GIVEN EXERCISE
Gather all lines with the word "新川崎雲山堂" in them.
----------------------------------------
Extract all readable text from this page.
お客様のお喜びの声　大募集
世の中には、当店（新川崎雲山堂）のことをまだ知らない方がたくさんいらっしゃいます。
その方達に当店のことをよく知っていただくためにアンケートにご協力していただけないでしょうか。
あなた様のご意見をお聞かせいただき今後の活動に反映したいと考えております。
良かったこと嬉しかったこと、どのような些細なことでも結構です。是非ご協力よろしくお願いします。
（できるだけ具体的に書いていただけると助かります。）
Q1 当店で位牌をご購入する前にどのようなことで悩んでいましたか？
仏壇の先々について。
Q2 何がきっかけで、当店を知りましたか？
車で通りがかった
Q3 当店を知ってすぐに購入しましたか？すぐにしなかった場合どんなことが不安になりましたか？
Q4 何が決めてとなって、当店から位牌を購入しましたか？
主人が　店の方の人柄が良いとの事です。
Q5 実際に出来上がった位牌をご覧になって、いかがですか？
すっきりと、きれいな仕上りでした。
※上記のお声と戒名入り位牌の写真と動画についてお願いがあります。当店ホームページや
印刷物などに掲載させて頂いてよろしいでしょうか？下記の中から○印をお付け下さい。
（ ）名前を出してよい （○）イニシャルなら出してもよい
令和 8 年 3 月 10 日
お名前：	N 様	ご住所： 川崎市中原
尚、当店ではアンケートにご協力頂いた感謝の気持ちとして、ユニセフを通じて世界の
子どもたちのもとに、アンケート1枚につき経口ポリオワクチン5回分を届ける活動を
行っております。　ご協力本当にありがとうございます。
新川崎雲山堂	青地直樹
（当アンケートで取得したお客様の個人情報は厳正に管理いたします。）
----------------------------------------
RESPONSE TO THE EXERCISE
世の中には、当店（新川崎雲山堂）のことをまだ知らない方がたくさんいらっしゃいます。
新川崎雲山堂	青地直樹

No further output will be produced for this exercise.